**THE INPUT:**

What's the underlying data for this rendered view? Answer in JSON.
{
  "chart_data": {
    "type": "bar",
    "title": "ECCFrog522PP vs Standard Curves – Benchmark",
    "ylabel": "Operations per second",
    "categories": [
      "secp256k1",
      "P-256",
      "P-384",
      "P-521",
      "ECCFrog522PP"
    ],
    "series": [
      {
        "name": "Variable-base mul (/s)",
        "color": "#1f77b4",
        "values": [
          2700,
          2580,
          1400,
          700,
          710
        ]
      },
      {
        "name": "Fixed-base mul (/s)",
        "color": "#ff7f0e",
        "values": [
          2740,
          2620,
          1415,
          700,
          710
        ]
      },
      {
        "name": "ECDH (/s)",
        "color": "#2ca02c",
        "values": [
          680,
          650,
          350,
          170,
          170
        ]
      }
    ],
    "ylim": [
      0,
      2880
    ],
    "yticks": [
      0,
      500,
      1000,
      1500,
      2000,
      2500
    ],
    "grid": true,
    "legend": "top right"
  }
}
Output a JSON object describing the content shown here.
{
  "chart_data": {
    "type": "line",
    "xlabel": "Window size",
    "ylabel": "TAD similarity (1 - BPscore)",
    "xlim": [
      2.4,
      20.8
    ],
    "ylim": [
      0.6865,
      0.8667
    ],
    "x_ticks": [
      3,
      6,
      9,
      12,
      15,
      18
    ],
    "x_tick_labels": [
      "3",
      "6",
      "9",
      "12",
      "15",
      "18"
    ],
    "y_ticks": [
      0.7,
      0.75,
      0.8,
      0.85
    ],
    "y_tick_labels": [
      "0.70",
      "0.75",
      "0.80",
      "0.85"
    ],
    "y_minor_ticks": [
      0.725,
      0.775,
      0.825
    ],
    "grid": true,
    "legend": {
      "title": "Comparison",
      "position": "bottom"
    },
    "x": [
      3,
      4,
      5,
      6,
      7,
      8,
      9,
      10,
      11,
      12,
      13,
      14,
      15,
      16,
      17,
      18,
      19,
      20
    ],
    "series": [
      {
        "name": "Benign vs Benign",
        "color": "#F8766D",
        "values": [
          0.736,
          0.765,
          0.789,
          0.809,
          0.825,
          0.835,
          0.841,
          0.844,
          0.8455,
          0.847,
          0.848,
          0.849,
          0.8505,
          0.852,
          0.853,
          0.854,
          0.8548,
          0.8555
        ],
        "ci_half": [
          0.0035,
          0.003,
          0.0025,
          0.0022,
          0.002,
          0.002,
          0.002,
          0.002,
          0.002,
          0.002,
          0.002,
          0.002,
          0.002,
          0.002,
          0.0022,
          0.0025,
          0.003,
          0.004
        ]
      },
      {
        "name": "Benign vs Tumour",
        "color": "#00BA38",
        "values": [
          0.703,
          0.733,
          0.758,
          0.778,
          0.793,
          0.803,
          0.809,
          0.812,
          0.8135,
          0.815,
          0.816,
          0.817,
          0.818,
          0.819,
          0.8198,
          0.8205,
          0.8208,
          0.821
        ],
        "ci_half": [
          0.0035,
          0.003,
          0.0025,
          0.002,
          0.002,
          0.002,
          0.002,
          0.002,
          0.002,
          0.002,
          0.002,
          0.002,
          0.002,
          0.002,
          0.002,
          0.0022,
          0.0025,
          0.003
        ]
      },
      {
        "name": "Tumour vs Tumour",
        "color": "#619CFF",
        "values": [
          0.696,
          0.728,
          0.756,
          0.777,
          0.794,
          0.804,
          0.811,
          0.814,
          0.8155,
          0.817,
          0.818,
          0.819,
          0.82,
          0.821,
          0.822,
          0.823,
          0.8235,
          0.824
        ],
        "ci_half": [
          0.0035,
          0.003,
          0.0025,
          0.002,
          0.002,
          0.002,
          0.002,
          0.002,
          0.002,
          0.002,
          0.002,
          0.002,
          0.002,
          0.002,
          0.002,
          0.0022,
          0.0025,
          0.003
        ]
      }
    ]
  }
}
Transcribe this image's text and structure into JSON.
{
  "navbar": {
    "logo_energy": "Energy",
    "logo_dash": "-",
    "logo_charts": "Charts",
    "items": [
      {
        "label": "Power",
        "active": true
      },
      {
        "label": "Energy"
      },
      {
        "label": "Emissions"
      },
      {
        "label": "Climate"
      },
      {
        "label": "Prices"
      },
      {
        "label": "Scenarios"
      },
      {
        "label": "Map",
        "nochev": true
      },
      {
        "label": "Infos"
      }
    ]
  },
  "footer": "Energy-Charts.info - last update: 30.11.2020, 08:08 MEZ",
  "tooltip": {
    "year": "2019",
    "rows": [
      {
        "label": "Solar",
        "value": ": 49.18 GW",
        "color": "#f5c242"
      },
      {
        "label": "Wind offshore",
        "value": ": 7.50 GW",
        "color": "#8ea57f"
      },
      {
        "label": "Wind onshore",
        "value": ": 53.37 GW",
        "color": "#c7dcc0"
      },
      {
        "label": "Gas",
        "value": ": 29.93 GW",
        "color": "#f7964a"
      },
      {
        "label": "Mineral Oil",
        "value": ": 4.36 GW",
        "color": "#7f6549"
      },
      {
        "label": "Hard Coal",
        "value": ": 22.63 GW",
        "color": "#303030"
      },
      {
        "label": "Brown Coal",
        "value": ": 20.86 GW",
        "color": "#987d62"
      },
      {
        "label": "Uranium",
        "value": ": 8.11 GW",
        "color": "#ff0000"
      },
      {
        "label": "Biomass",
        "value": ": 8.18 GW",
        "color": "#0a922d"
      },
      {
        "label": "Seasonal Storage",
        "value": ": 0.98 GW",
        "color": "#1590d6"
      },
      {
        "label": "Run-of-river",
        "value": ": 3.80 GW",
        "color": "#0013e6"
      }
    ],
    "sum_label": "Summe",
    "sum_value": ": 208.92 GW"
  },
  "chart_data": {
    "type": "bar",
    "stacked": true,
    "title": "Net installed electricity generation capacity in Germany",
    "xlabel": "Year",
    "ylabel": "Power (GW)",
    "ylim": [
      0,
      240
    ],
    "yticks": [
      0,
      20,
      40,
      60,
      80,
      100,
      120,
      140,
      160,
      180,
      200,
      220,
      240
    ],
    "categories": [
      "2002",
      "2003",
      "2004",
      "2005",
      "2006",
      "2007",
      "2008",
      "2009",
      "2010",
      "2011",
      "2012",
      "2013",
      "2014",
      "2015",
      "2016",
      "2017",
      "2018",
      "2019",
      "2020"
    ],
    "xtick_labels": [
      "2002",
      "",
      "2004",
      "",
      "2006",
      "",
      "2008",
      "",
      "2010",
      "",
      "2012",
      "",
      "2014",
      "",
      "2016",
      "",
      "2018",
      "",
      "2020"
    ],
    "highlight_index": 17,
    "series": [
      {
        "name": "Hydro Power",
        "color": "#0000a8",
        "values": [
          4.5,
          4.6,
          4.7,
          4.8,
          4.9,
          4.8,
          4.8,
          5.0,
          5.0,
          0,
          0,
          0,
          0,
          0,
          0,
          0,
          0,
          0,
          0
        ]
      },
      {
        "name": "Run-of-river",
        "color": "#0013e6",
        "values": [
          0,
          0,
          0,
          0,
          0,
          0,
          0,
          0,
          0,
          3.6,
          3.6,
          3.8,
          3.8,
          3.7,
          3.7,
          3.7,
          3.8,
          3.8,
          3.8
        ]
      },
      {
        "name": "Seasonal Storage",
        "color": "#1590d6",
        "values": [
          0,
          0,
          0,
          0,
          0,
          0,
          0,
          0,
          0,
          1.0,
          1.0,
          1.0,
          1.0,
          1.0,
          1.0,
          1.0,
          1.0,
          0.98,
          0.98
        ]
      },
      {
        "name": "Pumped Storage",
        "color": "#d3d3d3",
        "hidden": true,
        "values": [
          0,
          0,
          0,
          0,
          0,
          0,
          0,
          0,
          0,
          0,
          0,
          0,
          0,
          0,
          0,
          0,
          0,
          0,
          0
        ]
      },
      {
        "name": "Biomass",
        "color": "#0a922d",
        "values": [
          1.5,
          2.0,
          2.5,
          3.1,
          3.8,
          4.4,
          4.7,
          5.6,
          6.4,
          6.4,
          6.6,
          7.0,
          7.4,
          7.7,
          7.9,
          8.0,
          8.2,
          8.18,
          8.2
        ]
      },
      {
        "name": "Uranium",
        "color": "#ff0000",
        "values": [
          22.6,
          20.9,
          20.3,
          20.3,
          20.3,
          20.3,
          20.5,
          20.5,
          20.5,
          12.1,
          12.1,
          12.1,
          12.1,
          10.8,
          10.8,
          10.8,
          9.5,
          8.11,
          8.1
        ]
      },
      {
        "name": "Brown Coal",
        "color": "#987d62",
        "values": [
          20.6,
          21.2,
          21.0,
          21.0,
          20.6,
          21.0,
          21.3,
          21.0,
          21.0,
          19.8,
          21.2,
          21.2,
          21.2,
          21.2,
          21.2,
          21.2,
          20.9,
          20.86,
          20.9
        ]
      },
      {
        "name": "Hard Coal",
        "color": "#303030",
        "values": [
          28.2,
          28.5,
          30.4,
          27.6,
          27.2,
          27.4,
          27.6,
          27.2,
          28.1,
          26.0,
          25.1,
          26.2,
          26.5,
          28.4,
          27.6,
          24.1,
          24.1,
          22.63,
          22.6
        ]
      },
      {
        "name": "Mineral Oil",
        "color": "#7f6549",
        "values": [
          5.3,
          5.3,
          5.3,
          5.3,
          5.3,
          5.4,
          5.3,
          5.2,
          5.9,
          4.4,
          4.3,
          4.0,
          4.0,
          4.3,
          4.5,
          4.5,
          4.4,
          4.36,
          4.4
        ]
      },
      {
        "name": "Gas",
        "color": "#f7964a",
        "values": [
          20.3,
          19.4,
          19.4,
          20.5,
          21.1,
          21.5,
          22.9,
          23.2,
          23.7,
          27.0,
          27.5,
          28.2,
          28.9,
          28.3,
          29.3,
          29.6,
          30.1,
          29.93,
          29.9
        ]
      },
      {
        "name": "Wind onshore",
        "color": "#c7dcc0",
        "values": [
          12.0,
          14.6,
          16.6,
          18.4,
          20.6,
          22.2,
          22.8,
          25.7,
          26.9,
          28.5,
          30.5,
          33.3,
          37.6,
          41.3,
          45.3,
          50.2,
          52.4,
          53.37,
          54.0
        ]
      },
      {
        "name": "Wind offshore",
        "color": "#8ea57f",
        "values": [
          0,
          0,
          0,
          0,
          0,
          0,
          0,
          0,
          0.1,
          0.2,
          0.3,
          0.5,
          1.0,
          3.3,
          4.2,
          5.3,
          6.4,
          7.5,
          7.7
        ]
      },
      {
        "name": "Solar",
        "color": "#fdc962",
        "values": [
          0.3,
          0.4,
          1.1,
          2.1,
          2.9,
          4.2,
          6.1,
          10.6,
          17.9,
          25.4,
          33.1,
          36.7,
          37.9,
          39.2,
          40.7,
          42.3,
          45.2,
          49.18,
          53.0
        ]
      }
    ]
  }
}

**WHAT YOU NEED TO DO:**
Pull out all lines from the entries above in which the word "Storage" appears.

**REPLY TO THE TASK:**
        "label": "Seasonal Storage",
        "name": "Seasonal Storage",
        "name": "Pumped Storage",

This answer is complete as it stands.